Format everything from the line containing "series-layer bbox=[114, 251, 748, 381]" down to the line containing "data-point-2012 bbox=[198, 284, 202, 288]", both included, as a JSON list of strings with one string per line and blank lines omitted.

*ENTRIES SHOWN:*
+-------+

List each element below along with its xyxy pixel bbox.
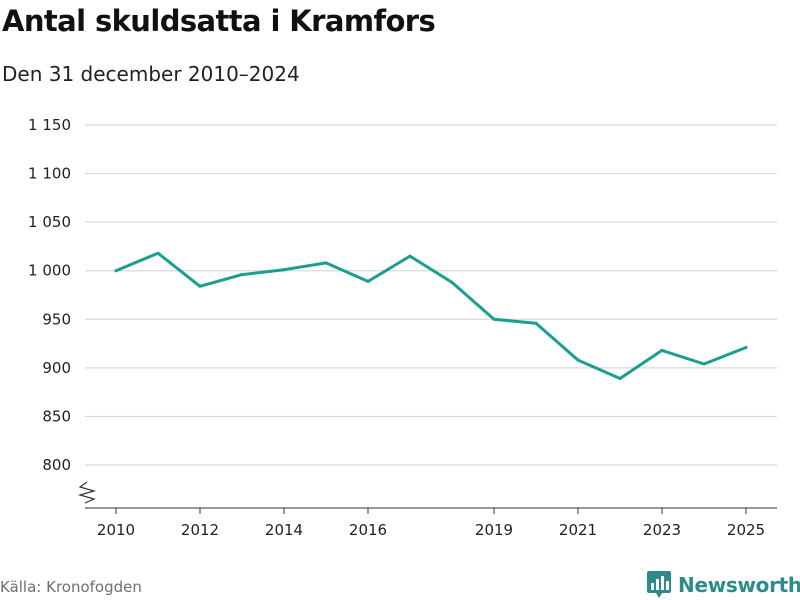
series-layer bbox=[114, 251, 748, 381]
x-tick-label: 2021 bbox=[559, 521, 597, 539]
y-axis-ticks: 800 850 900 950 1 000 1 050 1 100 1 150 bbox=[28, 116, 71, 474]
y-tick-label: 1 100 bbox=[28, 165, 71, 183]
x-tick-label: 2016 bbox=[349, 521, 387, 539]
x-axis bbox=[77, 481, 777, 509]
y-tick-label: 1 050 bbox=[28, 213, 71, 231]
y-tick-label: 950 bbox=[42, 310, 71, 328]
data-point-2012 bbox=[198, 284, 202, 288]
x-tick-label: 2019 bbox=[475, 521, 513, 539]
y-tick-label: 1 000 bbox=[28, 262, 71, 280]
x-tick-label: 2014 bbox=[265, 521, 303, 539]
y-tick-label: 900 bbox=[42, 359, 71, 377]
brand-name: Newsworthy bbox=[678, 573, 800, 597]
x-tick-label: 2012 bbox=[181, 521, 219, 539]
x-tick-label: 2025 bbox=[727, 521, 765, 539]
data-point-2021 bbox=[576, 358, 580, 362]
y-tick-label: 1 150 bbox=[28, 116, 71, 134]
x-tick-label: 2010 bbox=[97, 521, 135, 539]
y-tick-label: 850 bbox=[42, 407, 71, 425]
data-point-2018 bbox=[450, 280, 454, 284]
data-point-2010 bbox=[114, 269, 118, 273]
data-point-2024 bbox=[702, 362, 706, 366]
source-note: Källa: Kronofogden bbox=[0, 578, 142, 596]
data-point-2015 bbox=[324, 261, 328, 265]
x-axis-ticks: 2010 2012 2014 2016 2019 2021 2023 2025 bbox=[97, 508, 765, 539]
data-point-2014 bbox=[282, 268, 286, 272]
x-tick-label: 2023 bbox=[643, 521, 681, 539]
series-line-0 bbox=[114, 251, 748, 380]
brand-logo[interactable]: Newsworthy bbox=[646, 570, 800, 600]
axis-break-icon bbox=[77, 481, 97, 504]
y-tick-label: 800 bbox=[42, 456, 71, 474]
chart-subtitle: Den 31 december 2010–2024 bbox=[2, 62, 300, 86]
chart-title: Antal skuldsatta i Kramfors bbox=[2, 4, 436, 38]
data-point-2016 bbox=[366, 279, 370, 283]
data-point-2017 bbox=[408, 254, 412, 258]
data-point-2013 bbox=[240, 273, 244, 277]
data-point-2020 bbox=[534, 321, 538, 325]
data-point-2019 bbox=[492, 317, 496, 321]
data-point-2022 bbox=[618, 377, 622, 381]
data-point-2023 bbox=[660, 348, 664, 352]
data-point-2025 bbox=[744, 345, 748, 349]
data-point-2011 bbox=[156, 251, 160, 255]
bar-chart-logo-icon bbox=[647, 571, 671, 598]
gridlines bbox=[85, 124, 777, 466]
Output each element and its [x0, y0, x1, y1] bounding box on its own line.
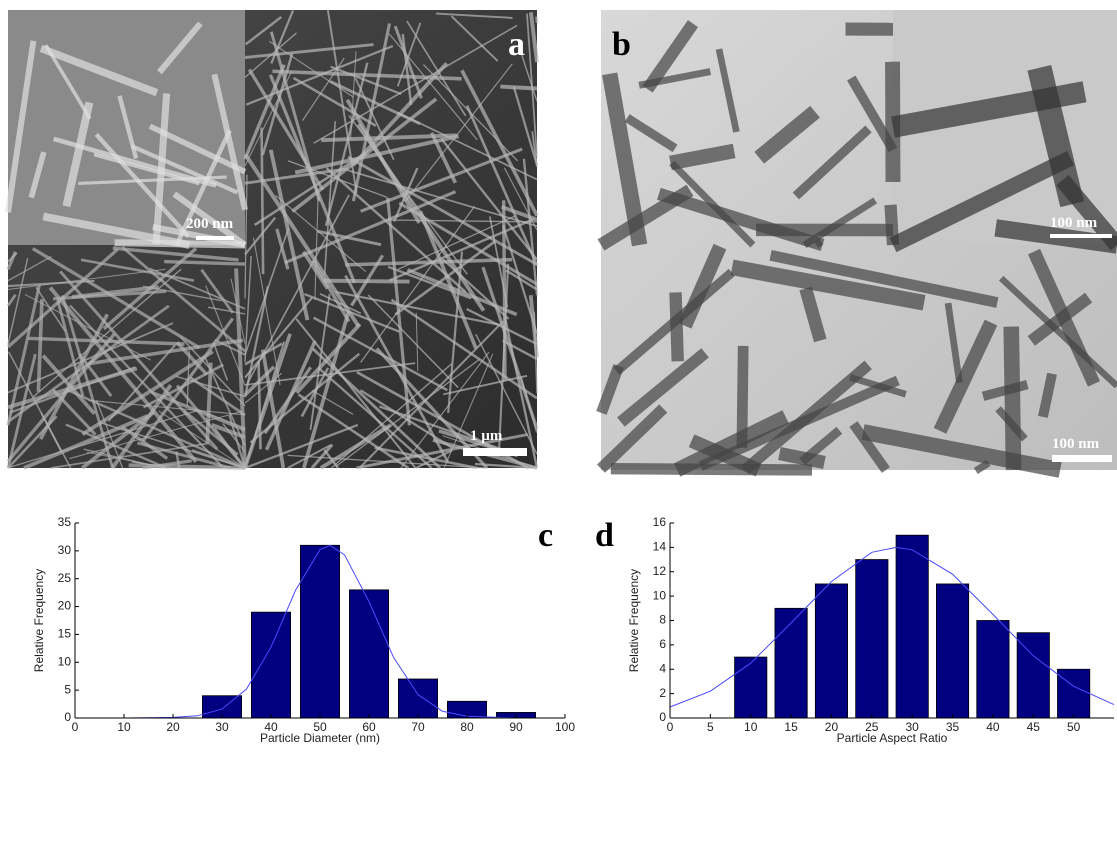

+-------+

*EXERCISE RESPONSE:*
[
  "series-layer bbox=[114, 251, 748, 381]",
  "x-tick-label: 2021 bbox=[559, 521, 597, 539]",
  "y-axis-ticks: 800 850 900 950 1 000 1 050 1 100 1 150 bbox=[28, 116, 71, 474]",
  "y-tick-label: 1 100 bbox=[28, 165, 71, 183]",
  "x-tick-label: 2016 bbox=[349, 521, 387, 539]",
  "x-axis bbox=[77, 481, 777, 509]",
  "y-tick-label: 1 050 bbox=[28, 213, 71, 231]",
  "y-tick-label: 950 bbox=[42, 310, 71, 328]",
  "data-point-2012 bbox=[198, 284, 202, 288]"
]